- Requirement:
Filter the entries, keeping every line with the word "容商天下有限公司".
######
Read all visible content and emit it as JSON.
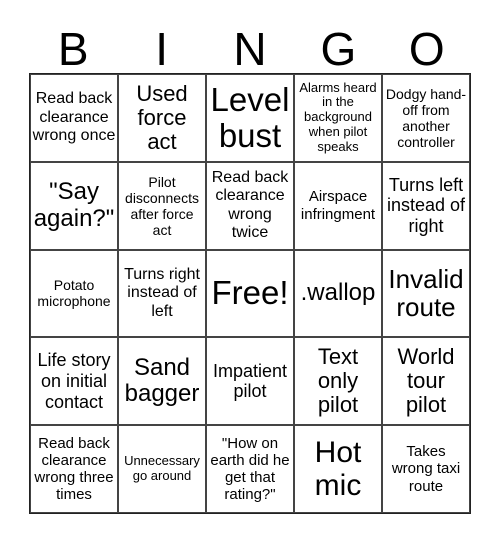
{
  "header": {
    "letters": [
      "B",
      "I",
      "N",
      "G",
      "O"
    ]
  },
  "board": {
    "rows": [
      [
        {
          "text": "Read back clearance wrong once"
        },
        {
          "text": "Used force act"
        },
        {
          "text": "Level bust"
        },
        {
          "text": "Alarms heard in the background when pilot speaks"
        },
        {
          "text": "Dodgy hand-off from another controller"
        }
      ],
      [
        {
          "text": "\"Say again?\""
        },
        {
          "text": "Pilot disconnects after force act"
        },
        {
          "text": "Read back clearance wrong twice"
        },
        {
          "text": "Airspace infringment"
        },
        {
          "text": "Turns left instead of right"
        }
      ],
      [
        {
          "text": "Potato microphone"
        },
        {
          "text": "Turns right instead of left"
        },
        {
          "text": "Free!"
        },
        {
          "text": ".wallop"
        },
        {
          "text": "Invalid route"
        }
      ],
      [
        {
          "text": "Life story on initial contact"
        },
        {
          "text": "Sand bagger"
        },
        {
          "text": "Impatient pilot"
        },
        {
          "text": "Text only pilot"
        },
        {
          "text": "World tour pilot"
        }
      ],
      [
        {
          "text": "Read back clearance wrong three times"
        },
        {
          "text": "Unnecessary go around"
        },
        {
          "text": "\"How on earth did he get that rating?\""
        },
        {
          "text": "Hot mic"
        },
        {
          "text": "Takes wrong taxi route"
        }
      ]
    ]
  }
}
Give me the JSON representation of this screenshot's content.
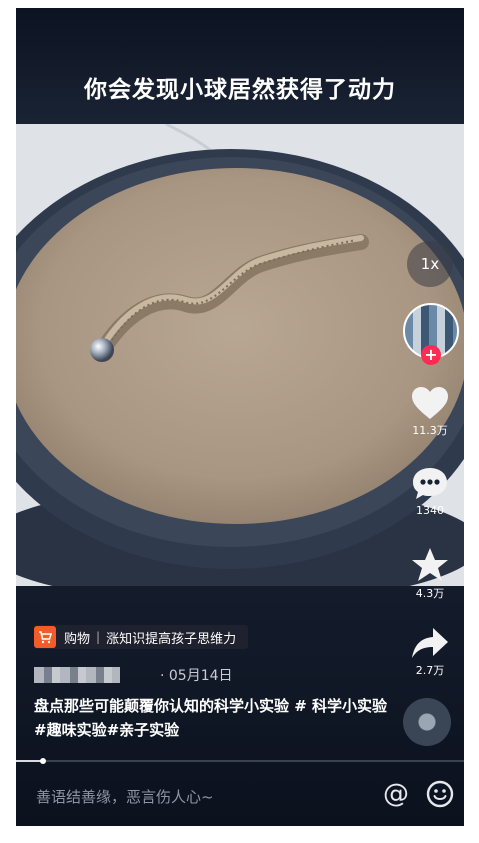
{
  "caption": "你会发现小球居然获得了动力",
  "speed": "1x",
  "actions": {
    "like_count": "11.3万",
    "comment_count": "1340",
    "favorite_count": "4.3万",
    "share_count": "2.7万"
  },
  "follow_badge": "+",
  "shop": {
    "label": "购物",
    "separator": "|",
    "name": "涨知识提高孩子思维力"
  },
  "post": {
    "date": "· 05月14日",
    "description": "盘点那些可能颠覆你认知的科学小实验 # 科学小实验 #趣味实验#亲子实验",
    "progress": 0.06
  },
  "comment": {
    "placeholder": "善语结善缘，恶言伤人心~",
    "at_label": "@"
  },
  "colors": {
    "accent_red": "#fe2c55",
    "cart_orange": "#f35b28",
    "background": "#0f1624"
  },
  "icons": [
    "heart-icon",
    "comment-icon",
    "star-icon",
    "share-icon",
    "cart-icon",
    "at-icon",
    "emoji-icon"
  ]
}
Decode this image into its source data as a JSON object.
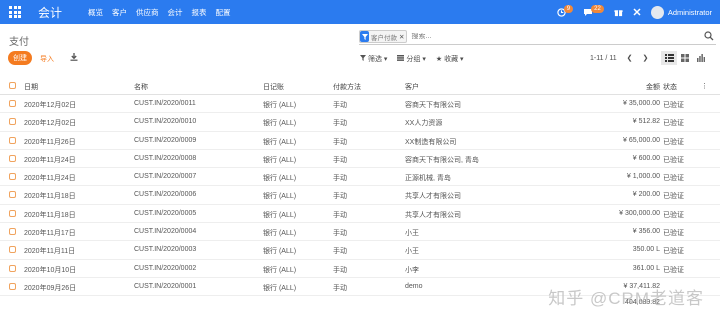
{
  "navbar": {
    "brand": "会计",
    "menu": [
      "概览",
      "客户",
      "供应商",
      "会计",
      "报表",
      "配置"
    ],
    "activity_badge": "9",
    "message_badge": "22",
    "user": "Administrator"
  },
  "breadcrumb": "支付",
  "search": {
    "facet": "客户付款",
    "placeholder": "搜索..."
  },
  "buttons": {
    "create": "创建",
    "import": "导入"
  },
  "filters": {
    "filter": "筛选",
    "group": "分组",
    "favorite": "收藏"
  },
  "pager": "1-11 / 11",
  "table": {
    "headers": [
      "日期",
      "名称",
      "日记账",
      "付款方法",
      "客户",
      "金额",
      "状态"
    ],
    "rows": [
      {
        "date": "2020年12月02日",
        "name": "CUST.IN/2020/0011",
        "journal": "银行 (ALL)",
        "method": "手动",
        "partner": "容商天下有限公司",
        "amount": "¥ 35,000.00",
        "status": "已验证"
      },
      {
        "date": "2020年12月02日",
        "name": "CUST.IN/2020/0010",
        "journal": "银行 (ALL)",
        "method": "手动",
        "partner": "XX人力资源",
        "amount": "¥ 512.82",
        "status": "已验证"
      },
      {
        "date": "2020年11月26日",
        "name": "CUST.IN/2020/0009",
        "journal": "银行 (ALL)",
        "method": "手动",
        "partner": "XX制造有限公司",
        "amount": "¥ 65,000.00",
        "status": "已验证"
      },
      {
        "date": "2020年11月24日",
        "name": "CUST.IN/2020/0008",
        "journal": "银行 (ALL)",
        "method": "手动",
        "partner": "容商天下有限公司, 青岛",
        "amount": "¥ 600.00",
        "status": "已验证"
      },
      {
        "date": "2020年11月24日",
        "name": "CUST.IN/2020/0007",
        "journal": "银行 (ALL)",
        "method": "手动",
        "partner": "正源机械, 青岛",
        "amount": "¥ 1,000.00",
        "status": "已验证"
      },
      {
        "date": "2020年11月18日",
        "name": "CUST.IN/2020/0006",
        "journal": "银行 (ALL)",
        "method": "手动",
        "partner": "共享人才有限公司",
        "amount": "¥ 200.00",
        "status": "已验证"
      },
      {
        "date": "2020年11月18日",
        "name": "CUST.IN/2020/0005",
        "journal": "银行 (ALL)",
        "method": "手动",
        "partner": "共享人才有限公司",
        "amount": "¥ 300,000.00",
        "status": "已验证"
      },
      {
        "date": "2020年11月17日",
        "name": "CUST.IN/2020/0004",
        "journal": "银行 (ALL)",
        "method": "手动",
        "partner": "小王",
        "amount": "¥ 356.00",
        "status": "已验证"
      },
      {
        "date": "2020年11月11日",
        "name": "CUST.IN/2020/0003",
        "journal": "银行 (ALL)",
        "method": "手动",
        "partner": "小王",
        "amount": "350.00 L",
        "status": "已验证"
      },
      {
        "date": "2020年10月10日",
        "name": "CUST.IN/2020/0002",
        "journal": "银行 (ALL)",
        "method": "手动",
        "partner": "小李",
        "amount": "361.00 L",
        "status": "已验证"
      },
      {
        "date": "2020年09月26日",
        "name": "CUST.IN/2020/0001",
        "journal": "银行 (ALL)",
        "method": "手动",
        "partner": "demo",
        "amount": "¥ 37,411.82",
        "status": ""
      }
    ],
    "total": "404,089.82"
  },
  "watermark": "知乎 @CRM老道客"
}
######
- Output of the task:
        "partner": "容商天下有限公司",
        "partner": "容商天下有限公司, 青岛",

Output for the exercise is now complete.